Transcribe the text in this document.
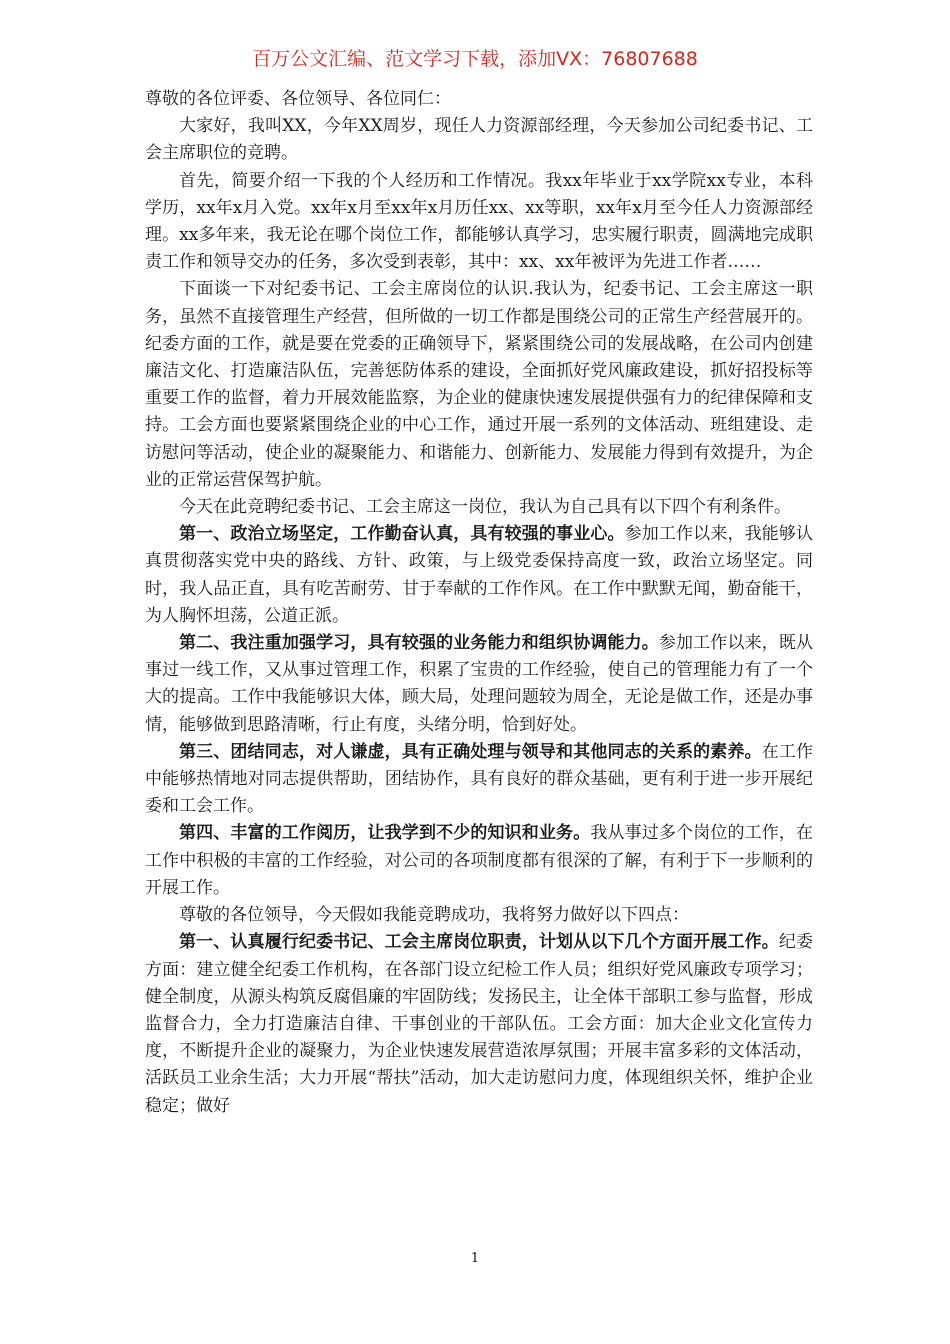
百万公文汇编、范文学习下载，添加VX：76807688

尊敬的各位评委、各位领导、各位同仁：

大家好，我叫XX，今年XX周岁，现任人力资源部经理，今天参加公司纪委书记、工会主席职位的竞聘。

首先，简要介绍一下我的个人经历和工作情况。我xx年毕业于xx学院xx专业，本科学历，xx年x月入党。xx年x月至xx年x月历任xx、xx等职，xx年x月至今任人力资源部经理。xx多年来，我无论在哪个岗位工作，都能够认真学习，忠实履行职责，圆满地完成职责工作和领导交办的任务，多次受到表彰，其中：xx、xx年被评为先进工作者……

下面谈一下对纪委书记、工会主席岗位的认识.我认为，纪委书记、工会主席这一职务，虽然不直接管理生产经营，但所做的一切工作都是围绕公司的正常生产经营展开的。纪委方面的工作，就是要在党委的正确领导下，紧紧围绕公司的发展战略，在公司内创建廉洁文化、打造廉洁队伍，完善惩防体系的建设，全面抓好党风廉政建设，抓好招投标等重要工作的监督，着力开展效能监察，为企业的健康快速发展提供强有力的纪律保障和支持。工会方面也要紧紧围绕企业的中心工作，通过开展一系列的文体活动、班组建设、走访慰问等活动，使企业的凝聚能力、和谐能力、创新能力、发展能力得到有效提升，为企业的正常运营保驾护航。

今天在此竞聘纪委书记、工会主席这一岗位，我认为自己具有以下四个有利条件。

第一、政治立场坚定，工作勤奋认真，具有较强的事业心。参加工作以来，我能够认真贯彻落实党中央的路线、方针、政策，与上级党委保持高度一致，政治立场坚定。同时，我人品正直，具有吃苦耐劳、甘于奉献的工作作风。在工作中默默无闻，勤奋能干，为人胸怀坦荡，公道正派。

第二、我注重加强学习，具有较强的业务能力和组织协调能力。参加工作以来，既从事过一线工作，又从事过管理工作，积累了宝贵的工作经验，使自己的管理能力有了一个大的提高。工作中我能够识大体，顾大局，处理问题较为周全，无论是做工作，还是办事情，能够做到思路清晰，行止有度，头绪分明，恰到好处。

第三、团结同志，对人谦虚，具有正确处理与领导和其他同志的关系的素养。在工作中能够热情地对同志提供帮助，团结协作，具有良好的群众基础，更有利于进一步开展纪委和工会工作。

第四、丰富的工作阅历，让我学到不少的知识和业务。我从事过多个岗位的工作，在工作中积极的丰富的工作经验，对公司的各项制度都有很深的了解，有利于下一步顺利的开展工作。

尊敬的各位领导，今天假如我能竞聘成功，我将努力做好以下四点：

第一、认真履行纪委书记、工会主席岗位职责，计划从以下几个方面开展工作。纪委方面：建立健全纪委工作机构，在各部门设立纪检工作人员；组织好党风廉政专项学习；健全制度，从源头构筑反腐倡廉的牢固防线；发扬民主，让全体干部职工参与监督，形成监督合力，全力打造廉洁自律、干事创业的干部队伍。工会方面：加大企业文化宣传力度，不断提升企业的凝聚力，为企业快速发展营造浓厚氛围；开展丰富多彩的文体活动，活跃员工业余生活；大力开展“帮扶”活动，加大走访慰问力度，体现组织关怀，维护企业稳定；做好

1
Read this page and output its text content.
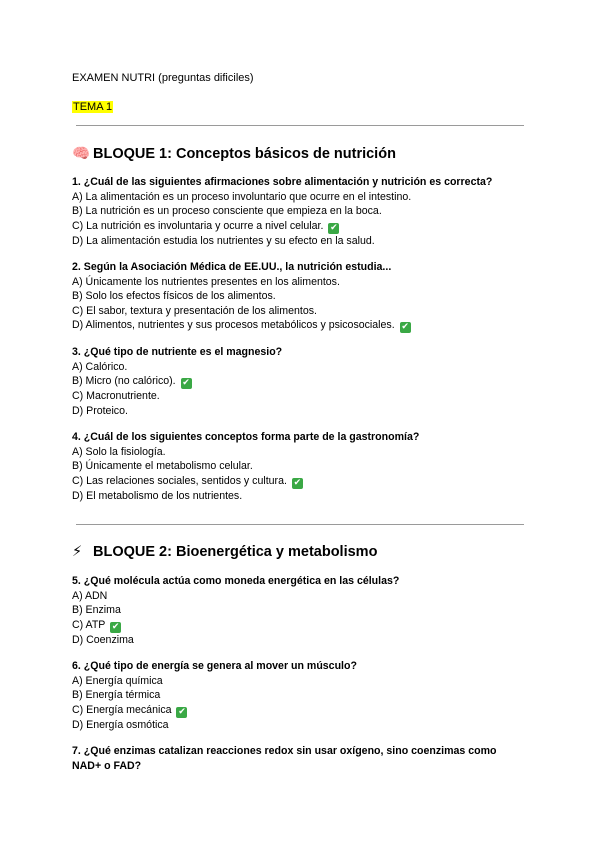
EXAMEN NUTRI (preguntas dificiles)
TEMA 1
🧠 BLOQUE 1: Conceptos básicos de nutrición
1. ¿Cuál de las siguientes afirmaciones sobre alimentación y nutrición es correcta?
A) La alimentación es un proceso involuntario que ocurre en el intestino.
B) La nutrición es un proceso consciente que empieza en la boca.
C) La nutrición es involuntaria y ocurre a nivel celular. ✔
D) La alimentación estudia los nutrientes y su efecto en la salud.
2. Según la Asociación Médica de EE.UU., la nutrición estudia...
A) Únicamente los nutrientes presentes en los alimentos.
B) Solo los efectos físicos de los alimentos.
C) El sabor, textura y presentación de los alimentos.
D) Alimentos, nutrientes y sus procesos metabólicos y psicosociales. ✔
3. ¿Qué tipo de nutriente es el magnesio?
A) Calórico.
B) Micro (no calórico). ✔
C) Macronutriente.
D) Proteico.
4. ¿Cuál de los siguientes conceptos forma parte de la gastronomía?
A) Solo la fisiología.
B) Únicamente el metabolismo celular.
C) Las relaciones sociales, sentidos y cultura. ✔
D) El metabolismo de los nutrientes.
⚡ BLOQUE 2: Bioenergética y metabolismo
5. ¿Qué molécula actúa como moneda energética en las células?
A) ADN
B) Enzima
C) ATP ✔
D) Coenzima
6. ¿Qué tipo de energía se genera al mover un músculo?
A) Energía química
B) Energía térmica
C) Energía mecánica ✔
D) Energía osmótica
7. ¿Qué enzimas catalizan reacciones redox sin usar oxígeno, sino coenzimas como NAD+ o FAD?
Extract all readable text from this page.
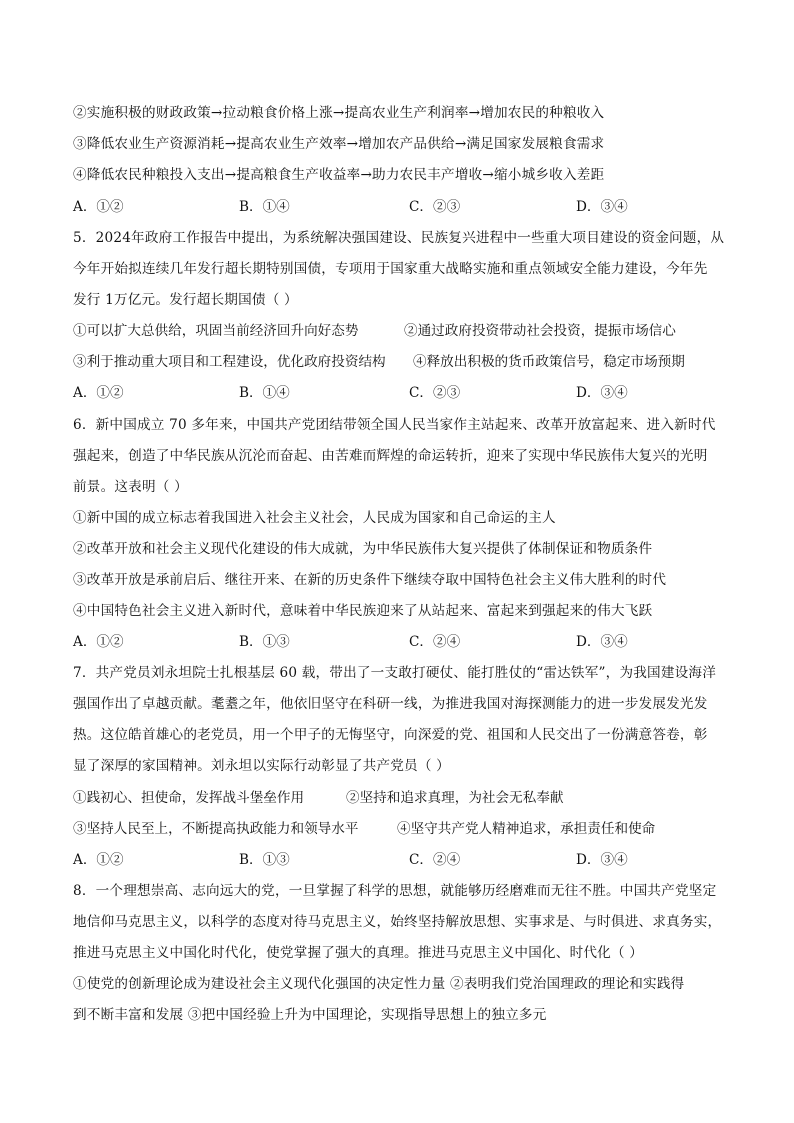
②实施积极的财政政策→拉动粮食价格上涨→提高农业生产利润率→增加农民的种粮收入
③降低农业生产资源消耗→提高农业生产效率→增加农产品供给→满足国家发展粮食需求
④降低农民种粮投入支出→提高粮食生产收益率→助力农民丰产增收→缩小城乡收入差距
A．①②	B．①④	C．②③	D．③④
5．2024年政府工作报告中提出，为系统解决强国建设、民族复兴进程中一些重大项目建设的资金问题，从
今年开始拟连续几年发行超长期特别国债，专项用于国家重大战略实施和重点领域安全能力建设，今年先
发行 1万亿元。发行超长期国债（ ）
①可以扩大总供给，巩固当前经济回升向好态势	②通过政府投资带动社会投资，提振市场信心
③利于推动重大项目和工程建设，优化政府投资结构 ④释放出积极的货币政策信号，稳定市场预期
A．①②	B．①④	C．②③	D．③④
6．新中国成立 70 多年来，中国共产党团结带领全国人民当家作主站起来、改革开放富起来、进入新时代
强起来，创造了中华民族从沉沦而奋起、由苦难而辉煌的命运转折，迎来了实现中华民族伟大复兴的光明
前景。这表明（ ）
①新中国的成立标志着我国进入社会主义社会，人民成为国家和自己命运的主人
②改革开放和社会主义现代化建设的伟大成就，为中华民族伟大复兴提供了体制保证和物质条件
③改革开放是承前启后、继往开来、在新的历史条件下继续夺取中国特色社会主义伟大胜利的时代
④中国特色社会主义进入新时代，意味着中华民族迎来了从站起来、富起来到强起来的伟大飞跃
A．①②	B．①③	C．②④	D．③④
7．共产党员刘永坦院士扎根基层 60 载，带出了一支敢打硬仗、能打胜仗的“雷达铁军”，为我国建设海洋
强国作出了卓越贡献。耄耋之年，他依旧坚守在科研一线，为推进我国对海探测能力的进一步发展发光发
热。这位皓首雄心的老党员，用一个甲子的无悔坚守，向深爱的党、祖国和人民交出了一份满意答卷，彰
显了深厚的家国精神。刘永坦以实际行动彰显了共产党员（ ）
①践初心、担使命，发挥战斗堡垒作用	②坚持和追求真理，为社会无私奉献
③坚持人民至上，不断提高执政能力和领导水平	④坚守共产党人精神追求，承担责任和使命
A．①②	B．①③	C．②④	D．③④
8．一个理想崇高、志向远大的党，一旦掌握了科学的思想，就能够历经磨难而无往不胜。中国共产党坚定
地信仰马克思主义，以科学的态度对待马克思主义，始终坚持解放思想、实事求是、与时俱进、求真务实，
推进马克思主义中国化时代化，使党掌握了强大的真理。推进马克思主义中国化、时代化（ ）
①使党的创新理论成为建设社会主义现代化强国的决定性力量 ②表明我们党治国理政的理论和实践得
到不断丰富和发展 ③把中国经验上升为中国理论，实现指导思想上的独立多元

-- REQUIRED TASK --
Which lines hold the word "Únicamente"? Copy all of them.

-- WRITTEN ANSWER --
A) Únicamente los nutrientes presentes en los alimentos.
B) Únicamente el metabolismo celular.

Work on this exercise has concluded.